- **Raw data**:
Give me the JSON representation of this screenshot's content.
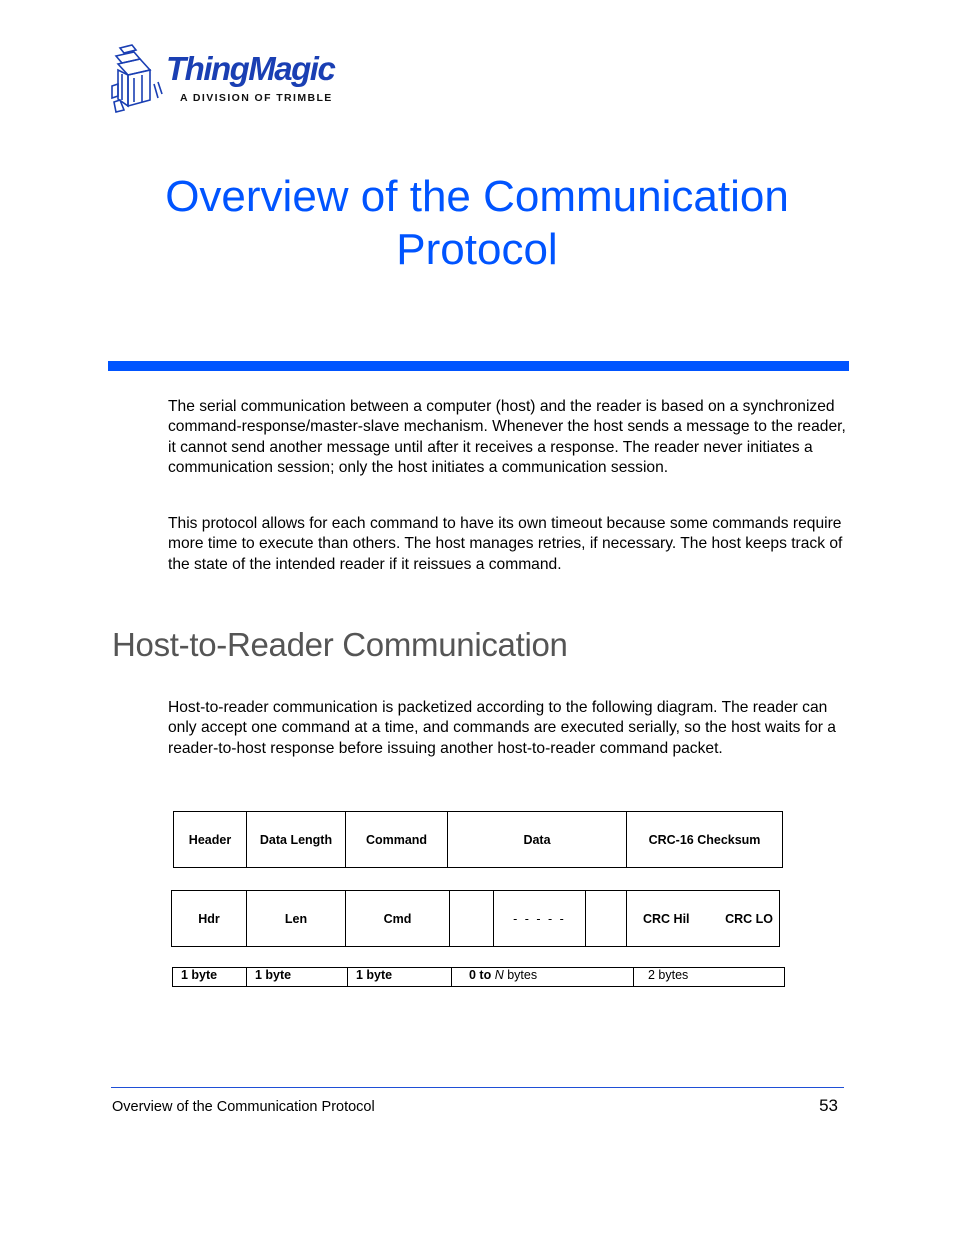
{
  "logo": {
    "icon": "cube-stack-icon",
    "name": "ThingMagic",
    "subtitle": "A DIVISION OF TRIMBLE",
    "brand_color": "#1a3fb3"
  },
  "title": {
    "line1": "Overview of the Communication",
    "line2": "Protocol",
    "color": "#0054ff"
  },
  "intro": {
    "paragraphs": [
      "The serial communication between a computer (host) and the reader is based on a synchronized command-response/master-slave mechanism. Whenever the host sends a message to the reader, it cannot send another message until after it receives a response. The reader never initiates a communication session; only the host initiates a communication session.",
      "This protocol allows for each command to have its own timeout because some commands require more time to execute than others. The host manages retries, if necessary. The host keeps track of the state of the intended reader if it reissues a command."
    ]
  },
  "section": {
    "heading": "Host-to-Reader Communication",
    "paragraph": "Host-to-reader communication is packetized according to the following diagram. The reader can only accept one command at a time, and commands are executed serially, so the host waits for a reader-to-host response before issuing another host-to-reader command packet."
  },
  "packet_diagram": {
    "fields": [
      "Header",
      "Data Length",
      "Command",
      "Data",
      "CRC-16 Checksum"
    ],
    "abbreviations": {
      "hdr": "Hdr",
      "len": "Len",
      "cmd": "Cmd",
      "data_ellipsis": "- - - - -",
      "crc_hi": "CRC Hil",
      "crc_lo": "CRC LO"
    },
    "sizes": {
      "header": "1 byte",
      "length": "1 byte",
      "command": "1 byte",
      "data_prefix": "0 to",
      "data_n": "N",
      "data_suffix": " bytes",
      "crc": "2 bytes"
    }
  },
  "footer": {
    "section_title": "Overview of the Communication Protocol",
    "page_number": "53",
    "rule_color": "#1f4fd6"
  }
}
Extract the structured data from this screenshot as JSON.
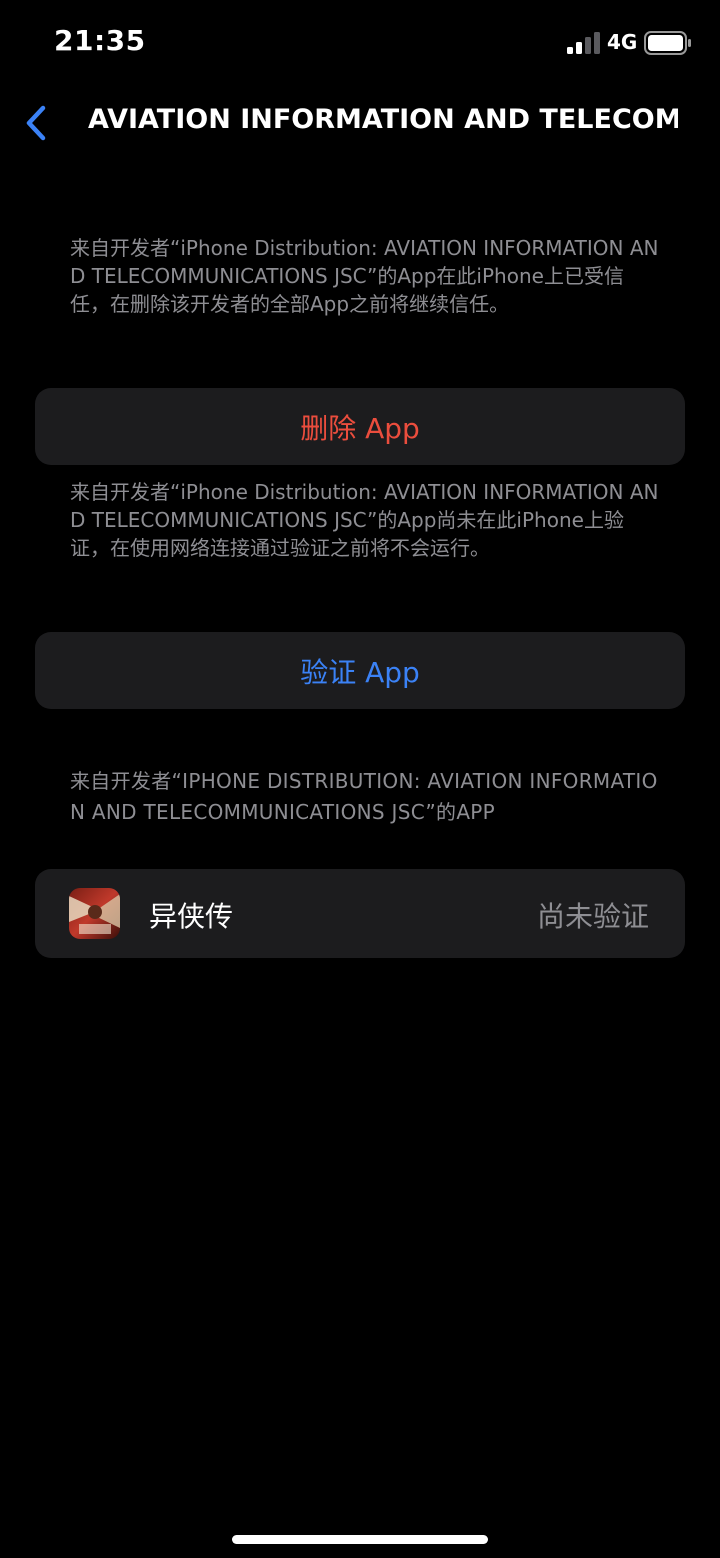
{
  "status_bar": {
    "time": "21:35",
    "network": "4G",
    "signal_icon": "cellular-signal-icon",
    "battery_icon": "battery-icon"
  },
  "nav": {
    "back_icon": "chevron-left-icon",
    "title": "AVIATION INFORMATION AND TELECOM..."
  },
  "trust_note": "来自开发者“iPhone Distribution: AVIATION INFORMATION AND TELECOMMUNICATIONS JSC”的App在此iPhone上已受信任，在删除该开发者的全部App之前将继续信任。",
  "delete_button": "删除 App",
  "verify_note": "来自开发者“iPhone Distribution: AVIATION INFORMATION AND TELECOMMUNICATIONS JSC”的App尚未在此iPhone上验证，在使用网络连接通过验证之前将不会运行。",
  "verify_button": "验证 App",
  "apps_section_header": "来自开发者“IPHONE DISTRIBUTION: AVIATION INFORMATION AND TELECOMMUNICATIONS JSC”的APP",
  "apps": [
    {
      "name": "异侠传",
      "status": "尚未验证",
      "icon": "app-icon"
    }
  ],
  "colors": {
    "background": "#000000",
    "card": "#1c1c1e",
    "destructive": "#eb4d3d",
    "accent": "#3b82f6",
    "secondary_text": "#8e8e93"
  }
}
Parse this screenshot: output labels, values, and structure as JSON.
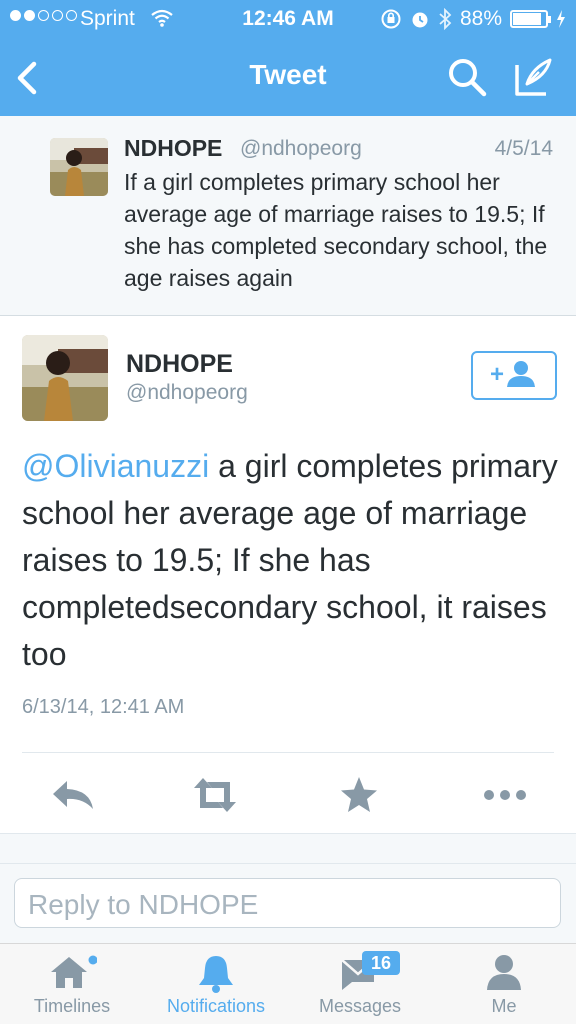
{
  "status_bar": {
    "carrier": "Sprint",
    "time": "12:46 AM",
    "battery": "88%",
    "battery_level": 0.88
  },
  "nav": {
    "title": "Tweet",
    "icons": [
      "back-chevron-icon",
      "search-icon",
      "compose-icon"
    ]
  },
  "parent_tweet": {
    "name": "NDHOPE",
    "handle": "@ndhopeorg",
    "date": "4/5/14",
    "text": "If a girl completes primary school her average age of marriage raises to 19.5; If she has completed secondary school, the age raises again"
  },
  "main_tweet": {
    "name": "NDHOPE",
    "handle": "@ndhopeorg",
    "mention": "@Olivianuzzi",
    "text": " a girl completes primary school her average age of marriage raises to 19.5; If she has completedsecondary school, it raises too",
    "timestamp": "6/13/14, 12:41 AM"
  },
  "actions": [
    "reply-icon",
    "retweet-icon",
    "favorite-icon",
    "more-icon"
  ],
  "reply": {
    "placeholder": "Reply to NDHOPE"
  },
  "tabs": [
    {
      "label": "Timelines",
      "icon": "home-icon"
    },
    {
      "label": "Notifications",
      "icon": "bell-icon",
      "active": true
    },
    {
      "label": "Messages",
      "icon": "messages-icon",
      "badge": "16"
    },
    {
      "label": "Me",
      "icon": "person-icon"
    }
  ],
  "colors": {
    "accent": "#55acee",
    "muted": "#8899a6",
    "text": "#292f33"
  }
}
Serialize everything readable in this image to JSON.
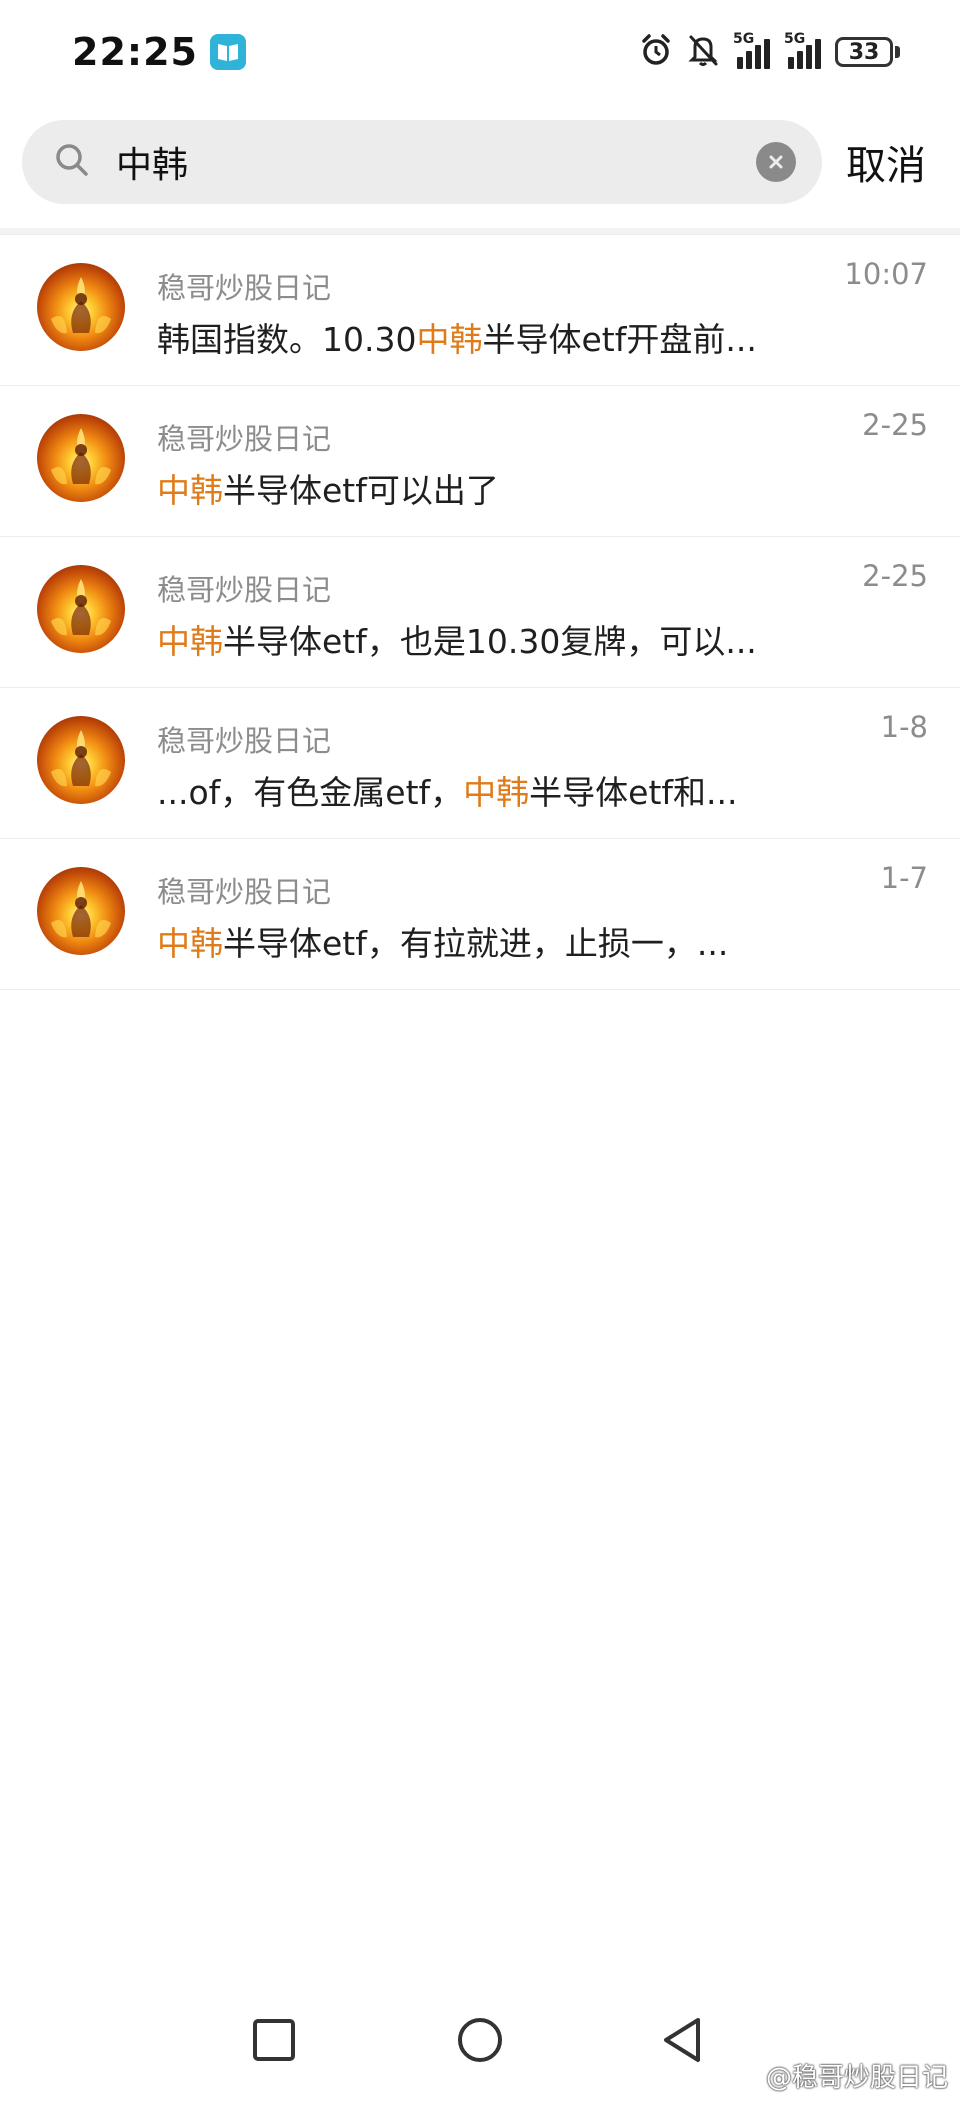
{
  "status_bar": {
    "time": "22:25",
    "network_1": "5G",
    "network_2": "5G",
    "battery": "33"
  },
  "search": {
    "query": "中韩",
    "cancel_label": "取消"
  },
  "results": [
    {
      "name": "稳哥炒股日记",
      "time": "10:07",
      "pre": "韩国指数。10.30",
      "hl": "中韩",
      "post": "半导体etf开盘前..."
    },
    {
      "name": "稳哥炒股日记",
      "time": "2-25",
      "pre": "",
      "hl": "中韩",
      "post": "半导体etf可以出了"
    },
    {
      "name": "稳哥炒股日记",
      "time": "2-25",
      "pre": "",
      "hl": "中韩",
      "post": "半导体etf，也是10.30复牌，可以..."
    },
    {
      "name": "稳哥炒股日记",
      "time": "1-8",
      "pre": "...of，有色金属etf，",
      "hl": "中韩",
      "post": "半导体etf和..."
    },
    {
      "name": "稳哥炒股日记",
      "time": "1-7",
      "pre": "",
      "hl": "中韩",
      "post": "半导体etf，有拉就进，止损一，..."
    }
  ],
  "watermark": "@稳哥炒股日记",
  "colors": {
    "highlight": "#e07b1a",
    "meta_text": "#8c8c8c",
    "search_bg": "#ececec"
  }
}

- **Required work**: Print each record exactly as it stands, leaving the images out.

- **Written solution**:
Give me the JSON representation of this screenshot's content.
{
  "logo": {
    "icon": "cube-stack-icon",
    "name": "ThingMagic",
    "subtitle": "A DIVISION OF TRIMBLE",
    "brand_color": "#1a3fb3"
  },
  "title": {
    "line1": "Overview of the Communication",
    "line2": "Protocol",
    "color": "#0054ff"
  },
  "intro": {
    "paragraphs": [
      "The serial communication between a computer (host) and the reader is based on a synchronized command-response/master-slave mechanism. Whenever the host sends a message to the reader, it cannot send another message until after it receives a response. The reader never initiates a communication session; only the host initiates a communication session.",
      "This protocol allows for each command to have its own timeout because some commands require more time to execute than others. The host manages retries, if necessary. The host keeps track of the state of the intended reader if it reissues a command."
    ]
  },
  "section": {
    "heading": "Host-to-Reader Communication",
    "paragraph": "Host-to-reader communication is packetized according to the following diagram. The reader can only accept one command at a time, and commands are executed serially, so the host waits for a reader-to-host response before issuing another host-to-reader command packet."
  },
  "packet_diagram": {
    "fields": [
      "Header",
      "Data Length",
      "Command",
      "Data",
      "CRC-16 Checksum"
    ],
    "abbreviations": {
      "hdr": "Hdr",
      "len": "Len",
      "cmd": "Cmd",
      "data_ellipsis": "- - - - -",
      "crc_hi": "CRC Hil",
      "crc_lo": "CRC LO"
    },
    "sizes": {
      "header": "1 byte",
      "length": "1 byte",
      "command": "1 byte",
      "data_prefix": "0 to",
      "data_n": "N",
      "data_suffix": " bytes",
      "crc": "2 bytes"
    }
  },
  "footer": {
    "section_title": "Overview of the Communication Protocol",
    "page_number": "53",
    "rule_color": "#1f4fd6"
  }
}
Extract the structured data from this screenshot as JSON.
{
  "status_bar": {
    "time": "21:35",
    "network": "4G",
    "signal_icon": "cellular-signal-icon",
    "battery_icon": "battery-icon"
  },
  "nav": {
    "back_icon": "chevron-left-icon",
    "title": "AVIATION INFORMATION AND TELECOM..."
  },
  "trust_note": "来自开发者“iPhone Distribution: AVIATION INFORMATION AND TELECOMMUNICATIONS JSC”的App在此iPhone上已受信任，在删除该开发者的全部App之前将继续信任。",
  "delete_button": "删除 App",
  "verify_note": "来自开发者“iPhone Distribution: AVIATION INFORMATION AND TELECOMMUNICATIONS JSC”的App尚未在此iPhone上验证，在使用网络连接通过验证之前将不会运行。",
  "verify_button": "验证 App",
  "apps_section_header": "来自开发者“IPHONE DISTRIBUTION: AVIATION INFORMATION AND TELECOMMUNICATIONS JSC”的APP",
  "apps": [
    {
      "name": "异侠传",
      "status": "尚未验证",
      "icon": "app-icon"
    }
  ],
  "colors": {
    "background": "#000000",
    "card": "#1c1c1e",
    "destructive": "#eb4d3d",
    "accent": "#3b82f6",
    "secondary_text": "#8e8e93"
  }
}
Parse this screenshot: output labels, values, and structure as JSON.
{
  "status_bar": {
    "carrier": "Sprint",
    "time": "12:46 AM",
    "battery": "88%",
    "battery_level": 0.88
  },
  "nav": {
    "title": "Tweet",
    "icons": [
      "back-chevron-icon",
      "search-icon",
      "compose-icon"
    ]
  },
  "parent_tweet": {
    "name": "NDHOPE",
    "handle": "@ndhopeorg",
    "date": "4/5/14",
    "text": "If a girl completes primary school her average age of marriage raises to 19.5; If she has completed secondary school, the age raises again"
  },
  "main_tweet": {
    "name": "NDHOPE",
    "handle": "@ndhopeorg",
    "mention": "@Olivianuzzi",
    "text": " a girl completes primary school her average age of marriage raises to 19.5; If she has completedsecondary school, it raises too",
    "timestamp": "6/13/14, 12:41 AM"
  },
  "actions": [
    "reply-icon",
    "retweet-icon",
    "favorite-icon",
    "more-icon"
  ],
  "reply": {
    "placeholder": "Reply to NDHOPE"
  },
  "tabs": [
    {
      "label": "Timelines",
      "icon": "home-icon"
    },
    {
      "label": "Notifications",
      "icon": "bell-icon",
      "active": true
    },
    {
      "label": "Messages",
      "icon": "messages-icon",
      "badge": "16"
    },
    {
      "label": "Me",
      "icon": "person-icon"
    }
  ],
  "colors": {
    "accent": "#55acee",
    "muted": "#8899a6",
    "text": "#292f33"
  }
}
Serialize everything readable in this image to JSON.
{
  "status_bar": {
    "time": "22:25",
    "network_1": "5G",
    "network_2": "5G",
    "battery": "33"
  },
  "search": {
    "query": "中韩",
    "cancel_label": "取消"
  },
  "results": [
    {
      "name": "稳哥炒股日记",
      "time": "10:07",
      "pre": "韩国指数。10.30",
      "hl": "中韩",
      "post": "半导体etf开盘前..."
    },
    {
      "name": "稳哥炒股日记",
      "time": "2-25",
      "pre": "",
      "hl": "中韩",
      "post": "半导体etf可以出了"
    },
    {
      "name": "稳哥炒股日记",
      "time": "2-25",
      "pre": "",
      "hl": "中韩",
      "post": "半导体etf，也是10.30复牌，可以..."
    },
    {
      "name": "稳哥炒股日记",
      "time": "1-8",
      "pre": "...of，有色金属etf，",
      "hl": "中韩",
      "post": "半导体etf和..."
    },
    {
      "name": "稳哥炒股日记",
      "time": "1-7",
      "pre": "",
      "hl": "中韩",
      "post": "半导体etf，有拉就进，止损一，..."
    }
  ],
  "watermark": "@稳哥炒股日记",
  "colors": {
    "highlight": "#e07b1a",
    "meta_text": "#8c8c8c",
    "search_bg": "#ececec"
  }
}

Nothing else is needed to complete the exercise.